▶ [REQUIRED TASKS]:
A - In the pillow piece, how much did each pillow in the old set cost?
B - Quote the pillow piece from "Structural and foundation" up to and including "my article today.".
C - Decide whether each statement agrees with the pillow piece, and back each yes or no with the deciding words quoted from it: (i) The old pillows were used for six years. (ii) The bed was upgraded from a queen to a king. (iii) The last set contained four pillows.

I bought new pillows for the bed last month.
There, I’ve said it. Like a new car, one of my home’s most overlooked object has finally received a complete overhaul and replaced with a newer, sexier version.
Structural and foundation works needed to be in place and a complete facelift was necessary for it to look like it’s worth her salt in a home that has seen new bedsheets come and go, the bed upgraded from a double to a queen and even witnessed Michele having an affair with a pregnancy pillow with my full permission.
Our last set of trusty pillows – all five of them – saw us through our dating days, our cohabitation days, our major fights, major droolage and right up till the day we got married.
That’s six years our tired heads found their resting place each night. They cost $10 each.
I know what you’re thinking. Six years for a set of pillows? We have been checked for hair lice and I’m proud to say we’re clean. But that’s not the subject of my article today.

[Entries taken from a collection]
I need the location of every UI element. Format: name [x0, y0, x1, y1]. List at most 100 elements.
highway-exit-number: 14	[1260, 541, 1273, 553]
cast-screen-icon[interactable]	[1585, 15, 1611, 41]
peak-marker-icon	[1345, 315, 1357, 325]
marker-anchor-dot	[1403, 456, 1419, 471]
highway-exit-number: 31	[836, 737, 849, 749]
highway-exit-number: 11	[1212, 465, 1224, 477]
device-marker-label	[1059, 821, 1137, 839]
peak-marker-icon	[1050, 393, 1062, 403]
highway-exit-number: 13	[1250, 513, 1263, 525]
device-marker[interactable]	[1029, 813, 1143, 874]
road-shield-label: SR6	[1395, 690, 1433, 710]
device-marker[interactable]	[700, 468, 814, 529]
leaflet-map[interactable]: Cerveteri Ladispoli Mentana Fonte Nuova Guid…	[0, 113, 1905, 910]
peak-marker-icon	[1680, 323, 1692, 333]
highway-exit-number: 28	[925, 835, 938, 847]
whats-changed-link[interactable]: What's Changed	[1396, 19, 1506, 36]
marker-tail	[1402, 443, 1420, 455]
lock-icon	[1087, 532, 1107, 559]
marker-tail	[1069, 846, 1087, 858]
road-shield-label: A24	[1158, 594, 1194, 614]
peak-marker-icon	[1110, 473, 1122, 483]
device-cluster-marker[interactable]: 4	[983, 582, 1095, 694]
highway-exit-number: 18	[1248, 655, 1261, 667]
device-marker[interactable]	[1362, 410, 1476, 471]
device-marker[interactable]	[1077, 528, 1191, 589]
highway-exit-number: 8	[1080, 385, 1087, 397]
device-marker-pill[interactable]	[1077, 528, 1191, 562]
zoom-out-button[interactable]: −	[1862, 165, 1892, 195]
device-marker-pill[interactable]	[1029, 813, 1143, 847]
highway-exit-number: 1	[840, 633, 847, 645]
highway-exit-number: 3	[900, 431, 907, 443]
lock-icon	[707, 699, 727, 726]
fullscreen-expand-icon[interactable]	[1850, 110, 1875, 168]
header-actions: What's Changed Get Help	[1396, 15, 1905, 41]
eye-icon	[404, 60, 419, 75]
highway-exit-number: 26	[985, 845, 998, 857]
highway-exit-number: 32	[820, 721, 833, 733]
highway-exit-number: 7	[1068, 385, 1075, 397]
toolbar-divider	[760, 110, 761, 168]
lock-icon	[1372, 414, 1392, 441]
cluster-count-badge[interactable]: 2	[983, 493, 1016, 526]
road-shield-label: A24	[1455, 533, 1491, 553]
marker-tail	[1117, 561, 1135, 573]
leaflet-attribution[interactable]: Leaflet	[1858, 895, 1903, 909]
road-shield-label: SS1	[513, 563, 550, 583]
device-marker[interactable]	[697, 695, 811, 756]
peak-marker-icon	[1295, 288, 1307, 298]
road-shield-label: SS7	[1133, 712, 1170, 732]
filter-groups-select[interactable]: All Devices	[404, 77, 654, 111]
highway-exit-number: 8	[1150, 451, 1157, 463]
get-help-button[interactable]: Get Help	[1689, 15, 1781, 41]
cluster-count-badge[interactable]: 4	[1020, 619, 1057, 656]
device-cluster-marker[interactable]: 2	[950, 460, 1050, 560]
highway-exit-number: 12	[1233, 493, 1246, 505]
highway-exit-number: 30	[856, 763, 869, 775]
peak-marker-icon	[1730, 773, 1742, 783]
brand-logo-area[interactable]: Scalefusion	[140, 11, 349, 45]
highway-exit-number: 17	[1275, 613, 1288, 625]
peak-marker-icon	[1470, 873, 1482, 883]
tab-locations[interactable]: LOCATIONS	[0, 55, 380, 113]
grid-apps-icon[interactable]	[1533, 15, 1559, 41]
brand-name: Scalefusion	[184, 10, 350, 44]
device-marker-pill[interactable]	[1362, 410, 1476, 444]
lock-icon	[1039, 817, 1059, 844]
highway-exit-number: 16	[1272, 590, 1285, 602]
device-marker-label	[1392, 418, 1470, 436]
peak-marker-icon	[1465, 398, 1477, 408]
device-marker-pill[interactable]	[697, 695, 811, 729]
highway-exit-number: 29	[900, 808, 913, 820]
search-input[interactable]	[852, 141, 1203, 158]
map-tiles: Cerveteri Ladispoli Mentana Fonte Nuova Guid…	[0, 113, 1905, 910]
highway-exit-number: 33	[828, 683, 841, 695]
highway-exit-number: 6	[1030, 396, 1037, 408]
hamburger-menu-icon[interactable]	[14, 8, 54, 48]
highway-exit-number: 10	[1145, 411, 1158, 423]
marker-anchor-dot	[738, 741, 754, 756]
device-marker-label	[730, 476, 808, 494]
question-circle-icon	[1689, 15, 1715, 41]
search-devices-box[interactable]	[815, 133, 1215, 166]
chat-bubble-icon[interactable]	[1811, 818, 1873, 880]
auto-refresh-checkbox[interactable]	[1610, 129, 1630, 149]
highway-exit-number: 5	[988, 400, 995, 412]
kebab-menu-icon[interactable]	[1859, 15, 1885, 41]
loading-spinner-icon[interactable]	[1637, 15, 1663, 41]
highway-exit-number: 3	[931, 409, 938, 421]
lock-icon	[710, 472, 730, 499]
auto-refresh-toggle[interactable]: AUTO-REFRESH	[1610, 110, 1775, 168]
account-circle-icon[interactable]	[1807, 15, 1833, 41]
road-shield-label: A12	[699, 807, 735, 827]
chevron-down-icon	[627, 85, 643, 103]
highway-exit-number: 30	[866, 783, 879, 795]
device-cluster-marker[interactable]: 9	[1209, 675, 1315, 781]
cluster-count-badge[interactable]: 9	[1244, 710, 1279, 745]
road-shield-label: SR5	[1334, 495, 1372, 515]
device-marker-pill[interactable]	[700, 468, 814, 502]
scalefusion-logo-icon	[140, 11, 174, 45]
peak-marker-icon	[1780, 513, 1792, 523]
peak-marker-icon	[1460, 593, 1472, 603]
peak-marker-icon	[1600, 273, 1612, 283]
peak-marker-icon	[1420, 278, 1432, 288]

▶ [ANSWER SET]:
A - $10 each.

B -
Structural and foundation works needed to be in place and a complete facelift was necessary for it to look like it’s worth her salt in a home that has seen new bedsheets come and go, the bed upgraded from a double to a queen and even witnessed Michele having an affair with a pregnancy pillow with my full permission.
Our last set of trusty pillows – all five of them – saw us through our dating days, our cohabitation days, our major fights, major droolage and right up till the day we got married.
That’s six years our tired heads found their resting place each night. They cost $10 each.
I know what you’re thinking. Six years for a set of pillows? We have been checked for hair lice and I’m proud to say we’re clean. But that’s not the subject of my article today.

C -
(i) Yes: "That’s six years our tired heads found their resting place each night."
(ii) No: "the bed upgraded from a double to a queen"
(iii) No: "all five of them"